Figure content listings:

※

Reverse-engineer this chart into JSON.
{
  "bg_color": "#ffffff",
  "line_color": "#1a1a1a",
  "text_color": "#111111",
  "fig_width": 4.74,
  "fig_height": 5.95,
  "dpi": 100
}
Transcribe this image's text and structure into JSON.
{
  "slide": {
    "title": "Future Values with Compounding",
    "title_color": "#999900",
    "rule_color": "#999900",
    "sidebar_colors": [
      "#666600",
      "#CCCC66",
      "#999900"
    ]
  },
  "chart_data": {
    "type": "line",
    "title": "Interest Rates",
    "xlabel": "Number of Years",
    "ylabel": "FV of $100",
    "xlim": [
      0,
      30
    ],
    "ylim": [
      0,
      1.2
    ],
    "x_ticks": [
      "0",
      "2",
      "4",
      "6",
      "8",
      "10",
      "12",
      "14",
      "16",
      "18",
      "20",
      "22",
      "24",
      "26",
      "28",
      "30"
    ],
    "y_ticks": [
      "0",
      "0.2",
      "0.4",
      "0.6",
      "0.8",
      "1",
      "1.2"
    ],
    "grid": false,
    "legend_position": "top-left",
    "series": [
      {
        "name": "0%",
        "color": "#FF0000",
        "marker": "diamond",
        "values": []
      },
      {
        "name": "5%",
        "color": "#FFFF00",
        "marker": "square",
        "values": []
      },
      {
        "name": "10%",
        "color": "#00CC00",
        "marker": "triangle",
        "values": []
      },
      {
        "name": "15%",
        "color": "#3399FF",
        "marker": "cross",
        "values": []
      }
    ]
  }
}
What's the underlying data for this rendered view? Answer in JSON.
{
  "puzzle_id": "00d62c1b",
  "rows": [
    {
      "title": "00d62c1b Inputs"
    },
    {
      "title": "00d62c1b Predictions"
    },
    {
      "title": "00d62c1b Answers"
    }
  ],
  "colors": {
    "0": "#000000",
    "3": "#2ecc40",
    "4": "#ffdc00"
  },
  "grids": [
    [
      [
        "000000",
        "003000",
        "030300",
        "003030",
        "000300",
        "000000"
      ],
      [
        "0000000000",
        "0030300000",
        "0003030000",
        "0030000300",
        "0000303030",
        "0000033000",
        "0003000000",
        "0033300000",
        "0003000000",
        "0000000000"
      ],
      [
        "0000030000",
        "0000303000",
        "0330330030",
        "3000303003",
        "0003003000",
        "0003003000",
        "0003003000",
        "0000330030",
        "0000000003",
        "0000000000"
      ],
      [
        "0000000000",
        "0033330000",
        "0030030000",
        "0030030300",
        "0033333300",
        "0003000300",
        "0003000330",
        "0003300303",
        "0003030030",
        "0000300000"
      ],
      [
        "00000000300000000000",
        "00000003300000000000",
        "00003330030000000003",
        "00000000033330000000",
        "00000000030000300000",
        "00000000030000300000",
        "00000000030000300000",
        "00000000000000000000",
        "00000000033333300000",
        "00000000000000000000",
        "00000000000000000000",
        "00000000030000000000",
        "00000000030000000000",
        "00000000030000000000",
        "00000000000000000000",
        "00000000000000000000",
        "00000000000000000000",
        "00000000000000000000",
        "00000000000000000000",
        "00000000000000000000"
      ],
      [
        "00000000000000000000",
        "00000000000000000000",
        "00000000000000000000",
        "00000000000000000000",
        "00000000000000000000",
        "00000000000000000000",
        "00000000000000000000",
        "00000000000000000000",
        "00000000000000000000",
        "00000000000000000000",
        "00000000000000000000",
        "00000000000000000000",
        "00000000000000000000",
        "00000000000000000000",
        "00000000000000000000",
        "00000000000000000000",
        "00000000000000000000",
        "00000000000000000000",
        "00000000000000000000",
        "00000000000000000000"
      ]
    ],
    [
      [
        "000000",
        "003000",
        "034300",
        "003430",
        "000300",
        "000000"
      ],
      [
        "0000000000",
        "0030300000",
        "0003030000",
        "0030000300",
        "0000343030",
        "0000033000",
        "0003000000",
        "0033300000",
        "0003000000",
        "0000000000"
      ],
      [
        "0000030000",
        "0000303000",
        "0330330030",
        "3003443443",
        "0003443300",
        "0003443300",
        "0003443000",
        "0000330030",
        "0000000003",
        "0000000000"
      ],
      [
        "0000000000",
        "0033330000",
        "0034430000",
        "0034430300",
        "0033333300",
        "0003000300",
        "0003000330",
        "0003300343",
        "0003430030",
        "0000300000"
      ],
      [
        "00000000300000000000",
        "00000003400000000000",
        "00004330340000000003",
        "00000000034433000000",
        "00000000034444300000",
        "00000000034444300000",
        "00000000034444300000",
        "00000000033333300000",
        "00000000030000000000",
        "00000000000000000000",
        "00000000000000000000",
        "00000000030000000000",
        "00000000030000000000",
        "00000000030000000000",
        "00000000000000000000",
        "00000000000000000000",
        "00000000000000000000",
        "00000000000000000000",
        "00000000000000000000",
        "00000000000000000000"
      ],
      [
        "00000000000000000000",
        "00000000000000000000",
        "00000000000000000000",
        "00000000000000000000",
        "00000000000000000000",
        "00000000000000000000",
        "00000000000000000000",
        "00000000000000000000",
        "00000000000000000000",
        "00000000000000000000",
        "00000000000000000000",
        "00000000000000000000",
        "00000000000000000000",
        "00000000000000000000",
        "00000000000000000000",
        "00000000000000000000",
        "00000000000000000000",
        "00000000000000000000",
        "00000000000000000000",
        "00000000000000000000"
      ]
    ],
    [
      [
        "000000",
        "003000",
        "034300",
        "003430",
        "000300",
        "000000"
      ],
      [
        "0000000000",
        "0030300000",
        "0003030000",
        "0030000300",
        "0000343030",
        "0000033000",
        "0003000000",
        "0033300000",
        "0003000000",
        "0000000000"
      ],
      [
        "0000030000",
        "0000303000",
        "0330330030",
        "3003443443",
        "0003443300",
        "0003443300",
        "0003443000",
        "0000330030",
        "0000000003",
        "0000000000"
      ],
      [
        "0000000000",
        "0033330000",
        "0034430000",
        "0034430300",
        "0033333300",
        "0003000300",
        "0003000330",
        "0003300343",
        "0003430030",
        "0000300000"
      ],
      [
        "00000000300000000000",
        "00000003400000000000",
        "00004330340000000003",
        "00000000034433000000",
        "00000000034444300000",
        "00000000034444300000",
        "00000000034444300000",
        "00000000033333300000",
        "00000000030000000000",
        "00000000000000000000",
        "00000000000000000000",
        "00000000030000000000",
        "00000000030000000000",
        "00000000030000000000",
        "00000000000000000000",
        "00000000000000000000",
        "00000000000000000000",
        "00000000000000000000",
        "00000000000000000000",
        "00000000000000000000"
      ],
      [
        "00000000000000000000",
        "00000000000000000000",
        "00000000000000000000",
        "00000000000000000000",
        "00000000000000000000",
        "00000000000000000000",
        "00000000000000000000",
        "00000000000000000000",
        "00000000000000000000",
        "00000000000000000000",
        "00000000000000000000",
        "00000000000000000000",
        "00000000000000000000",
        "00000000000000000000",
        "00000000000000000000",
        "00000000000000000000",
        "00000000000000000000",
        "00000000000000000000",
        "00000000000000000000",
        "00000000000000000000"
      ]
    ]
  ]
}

※

What is expected:
Your task is to retype all of the records exactly.

Answer to the problem:
Reverse-engineer this chart into JSON.
{
  "bg_color": "#ffffff",
  "line_color": "#1a1a1a",
  "text_color": "#111111",
  "fig_width": 4.74,
  "fig_height": 5.95,
  "dpi": 100
}
Transcribe this image's text and structure into JSON.
{
  "slide": {
    "title": "Future Values with Compounding",
    "title_color": "#999900",
    "rule_color": "#999900",
    "sidebar_colors": [
      "#666600",
      "#CCCC66",
      "#999900"
    ]
  },
  "chart_data": {
    "type": "line",
    "title": "Interest Rates",
    "xlabel": "Number of Years",
    "ylabel": "FV of $100",
    "xlim": [
      0,
      30
    ],
    "ylim": [
      0,
      1.2
    ],
    "x_ticks": [
      "0",
      "2",
      "4",
      "6",
      "8",
      "10",
      "12",
      "14",
      "16",
      "18",
      "20",
      "22",
      "24",
      "26",
      "28",
      "30"
    ],
    "y_ticks": [
      "0",
      "0.2",
      "0.4",
      "0.6",
      "0.8",
      "1",
      "1.2"
    ],
    "grid": false,
    "legend_position": "top-left",
    "series": [
      {
        "name": "0%",
        "color": "#FF0000",
        "marker": "diamond",
        "values": []
      },
      {
        "name": "5%",
        "color": "#FFFF00",
        "marker": "square",
        "values": []
      },
      {
        "name": "10%",
        "color": "#00CC00",
        "marker": "triangle",
        "values": []
      },
      {
        "name": "15%",
        "color": "#3399FF",
        "marker": "cross",
        "values": []
      }
    ]
  }
}
What's the underlying data for this rendered view? Answer in JSON.
{
  "puzzle_id": "00d62c1b",
  "rows": [
    {
      "title": "00d62c1b Inputs"
    },
    {
      "title": "00d62c1b Predictions"
    },
    {
      "title": "00d62c1b Answers"
    }
  ],
  "colors": {
    "0": "#000000",
    "3": "#2ecc40",
    "4": "#ffdc00"
  },
  "grids": [
    [
      [
        "000000",
        "003000",
        "030300",
        "003030",
        "000300",
        "000000"
      ],
      [
        "0000000000",
        "0030300000",
        "0003030000",
        "0030000300",
        "0000303030",
        "0000033000",
        "0003000000",
        "0033300000",
        "0003000000",
        "0000000000"
      ],
      [
        "0000030000",
        "0000303000",
        "0330330030",
        "3000303003",
        "0003003000",
        "0003003000",
        "0003003000",
        "0000330030",
        "0000000003",
        "0000000000"
      ],
      [
        "0000000000",
        "0033330000",
        "0030030000",
        "0030030300",
        "0033333300",
        "0003000300",
        "0003000330",
        "0003300303",
        "0003030030",
        "0000300000"
      ],
      [
        "00000000300000000000",
        "00000003300000000000",
        "00003330030000000003",
        "00000000033330000000",
        "00000000030000300000",
        "00000000030000300000",
        "00000000030000300000",
        "00000000000000000000",
        "00000000033333300000",
        "00000000000000000000",
        "00000000000000000000",
        "00000000030000000000",
        "00000000030000000000",
        "00000000030000000000",
        "00000000000000000000",
        "00000000000000000000",
        "00000000000000000000",
        "00000000000000000000",
        "00000000000000000000",
        "00000000000000000000"
      ],
      [
        "00000000000000000000",
        "00000000000000000000",
        "00000000000000000000",
        "00000000000000000000",
        "00000000000000000000",
        "00000000000000000000",
        "00000000000000000000",
        "00000000000000000000",
        "00000000000000000000",
        "00000000000000000000",
        "00000000000000000000",
        "00000000000000000000",
        "00000000000000000000",
        "00000000000000000000",
        "00000000000000000000",
        "00000000000000000000",
        "00000000000000000000",
        "00000000000000000000",
        "00000000000000000000",
        "00000000000000000000"
      ]
    ],
    [
      [
        "000000",
        "003000",
        "034300",
        "003430",
        "000300",
        "000000"
      ],
      [
        "0000000000",
        "0030300000",
        "0003030000",
        "0030000300",
        "0000343030",
        "0000033000",
        "0003000000",
        "0033300000",
        "0003000000",
        "0000000000"
      ],
      [
        "0000030000",
        "0000303000",
        "0330330030",
        "3003443443",
        "0003443300",
        "0003443300",
        "0003443000",
        "0000330030",
        "0000000003",
        "0000000000"
      ],
      [
        "0000000000",
        "0033330000",
        "0034430000",
        "0034430300",
        "0033333300",
        "0003000300",
        "0003000330",
        "0003300343",
        "0003430030",
        "0000300000"
      ],
      [
        "00000000300000000000",
        "00000003400000000000",
        "00004330340000000003",
        "00000000034433000000",
        "00000000034444300000",
        "00000000034444300000",
        "00000000034444300000",
        "00000000033333300000",
        "00000000030000000000",
        "00000000000000000000",
        "00000000000000000000",
        "00000000030000000000",
        "00000000030000000000",
        "00000000030000000000",
        "00000000000000000000",
        "00000000000000000000",
        "00000000000000000000",
        "00000000000000000000",
        "00000000000000000000",
        "00000000000000000000"
      ],
      [
        "00000000000000000000",
        "00000000000000000000",
        "00000000000000000000",
        "00000000000000000000",
        "00000000000000000000",
        "00000000000000000000",
        "00000000000000000000",
        "00000000000000000000",
        "00000000000000000000",
        "00000000000000000000",
        "00000000000000000000",
        "00000000000000000000",
        "00000000000000000000",
        "00000000000000000000",
        "00000000000000000000",
        "00000000000000000000",
        "00000000000000000000",
        "00000000000000000000",
        "00000000000000000000",
        "00000000000000000000"
      ]
    ],
    [
      [
        "000000",
        "003000",
        "034300",
        "003430",
        "000300",
        "000000"
      ],
      [
        "0000000000",
        "0030300000",
        "0003030000",
        "0030000300",
        "0000343030",
        "0000033000",
        "0003000000",
        "0033300000",
        "0003000000",
        "0000000000"
      ],
      [
        "0000030000",
        "0000303000",
        "0330330030",
        "3003443443",
        "0003443300",
        "0003443300",
        "0003443000",
        "0000330030",
        "0000000003",
        "0000000000"
      ],
      [
        "0000000000",
        "0033330000",
        "0034430000",
        "0034430300",
        "0033333300",
        "0003000300",
        "0003000330",
        "0003300343",
        "0003430030",
        "0000300000"
      ],
      [
        "00000000300000000000",
        "00000003400000000000",
        "00004330340000000003",
        "00000000034433000000",
        "00000000034444300000",
        "00000000034444300000",
        "00000000034444300000",
        "00000000033333300000",
        "00000000030000000000",
        "00000000000000000000",
        "00000000000000000000",
        "00000000030000000000",
        "00000000030000000000",
        "00000000030000000000",
        "00000000000000000000",
        "00000000000000000000",
        "00000000000000000000",
        "00000000000000000000",
        "00000000000000000000",
        "00000000000000000000"
      ],
      [
        "00000000000000000000",
        "00000000000000000000",
        "00000000000000000000",
        "00000000000000000000",
        "00000000000000000000",
        "00000000000000000000",
        "00000000000000000000",
        "00000000000000000000",
        "00000000000000000000",
        "00000000000000000000",
        "00000000000000000000",
        "00000000000000000000",
        "00000000000000000000",
        "00000000000000000000",
        "00000000000000000000",
        "00000000000000000000",
        "00000000000000000000",
        "00000000000000000000",
        "00000000000000000000",
        "00000000000000000000"
      ]
    ]
  ]
}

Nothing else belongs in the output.